EXERCISE: Go through the entries one line at a time, and gather every line that has the word "发布了一篇".

WORKING DATA:
────────────────────

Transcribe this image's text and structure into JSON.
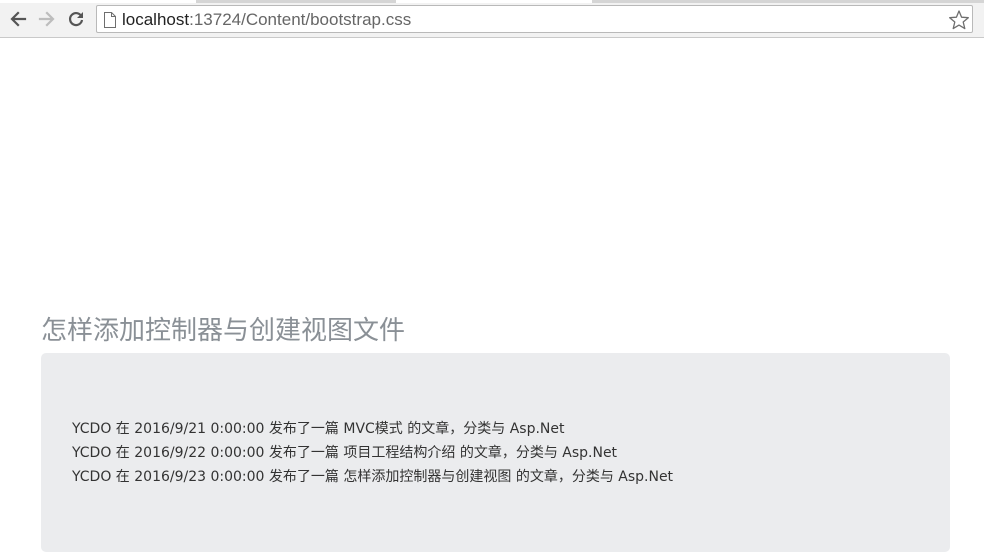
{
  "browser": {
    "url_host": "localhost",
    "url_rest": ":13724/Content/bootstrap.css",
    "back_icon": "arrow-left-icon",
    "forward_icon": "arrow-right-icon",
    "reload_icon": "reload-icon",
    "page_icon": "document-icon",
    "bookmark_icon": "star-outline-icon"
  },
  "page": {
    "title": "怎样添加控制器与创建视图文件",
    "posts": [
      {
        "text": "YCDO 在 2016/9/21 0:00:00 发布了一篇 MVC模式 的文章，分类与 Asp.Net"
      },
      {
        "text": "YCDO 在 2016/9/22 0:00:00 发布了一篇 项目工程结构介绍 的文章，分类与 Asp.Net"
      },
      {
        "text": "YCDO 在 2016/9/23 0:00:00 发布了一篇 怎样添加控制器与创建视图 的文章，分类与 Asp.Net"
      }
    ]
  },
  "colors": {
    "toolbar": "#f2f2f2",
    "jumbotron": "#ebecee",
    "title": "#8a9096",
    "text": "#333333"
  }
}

────────────────────

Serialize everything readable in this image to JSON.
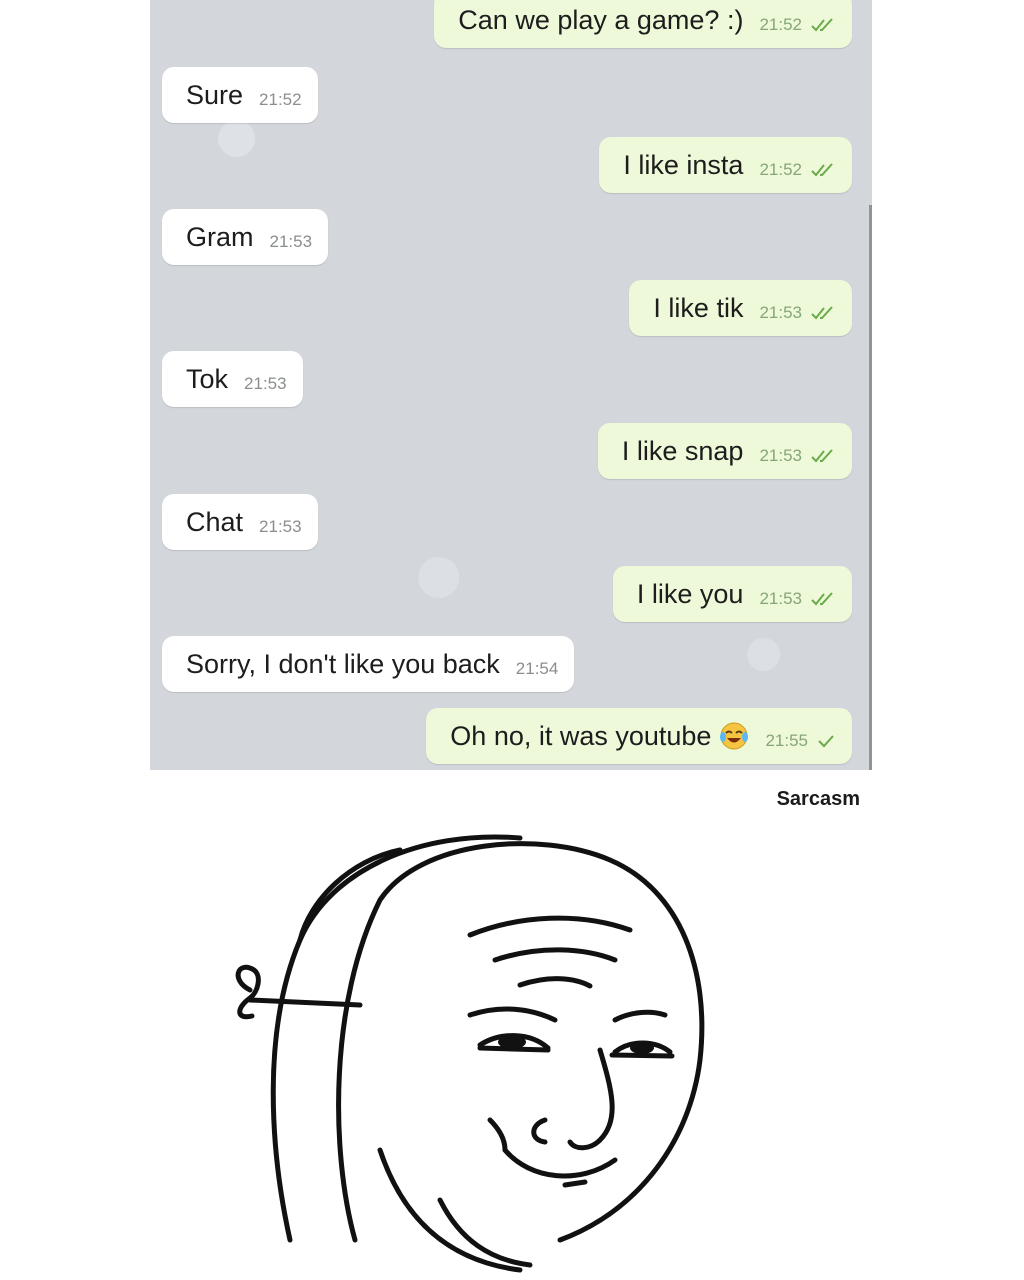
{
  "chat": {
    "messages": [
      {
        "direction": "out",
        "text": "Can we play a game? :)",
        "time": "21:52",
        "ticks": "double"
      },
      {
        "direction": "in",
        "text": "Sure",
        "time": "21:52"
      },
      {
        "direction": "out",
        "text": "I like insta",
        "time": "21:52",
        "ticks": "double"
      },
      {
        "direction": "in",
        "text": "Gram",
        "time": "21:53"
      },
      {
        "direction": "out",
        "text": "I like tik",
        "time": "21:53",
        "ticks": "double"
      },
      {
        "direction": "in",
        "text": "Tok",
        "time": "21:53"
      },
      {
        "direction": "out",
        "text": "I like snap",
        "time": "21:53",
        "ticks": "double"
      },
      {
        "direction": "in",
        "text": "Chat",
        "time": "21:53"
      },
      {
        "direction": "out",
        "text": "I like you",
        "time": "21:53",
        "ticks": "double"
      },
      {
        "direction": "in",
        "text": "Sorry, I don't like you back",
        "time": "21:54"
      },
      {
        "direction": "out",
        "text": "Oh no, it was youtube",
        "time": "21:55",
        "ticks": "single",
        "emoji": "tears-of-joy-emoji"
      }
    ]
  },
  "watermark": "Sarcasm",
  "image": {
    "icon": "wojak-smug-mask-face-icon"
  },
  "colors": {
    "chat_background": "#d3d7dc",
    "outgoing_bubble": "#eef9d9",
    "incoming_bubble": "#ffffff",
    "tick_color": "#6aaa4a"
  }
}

────────────────────

SOLUTION TO THIS EXERCISE:
        "text": "YCDO 在 2016/9/21 0:00:00 发布了一篇 MVC模式 的文章，分类与 Asp.Net"
        "text": "YCDO 在 2016/9/22 0:00:00 发布了一篇 项目工程结构介绍 的文章，分类与 Asp.Net"
        "text": "YCDO 在 2016/9/23 0:00:00 发布了一篇 怎样添加控制器与创建视图 的文章，分类与 Asp.Net"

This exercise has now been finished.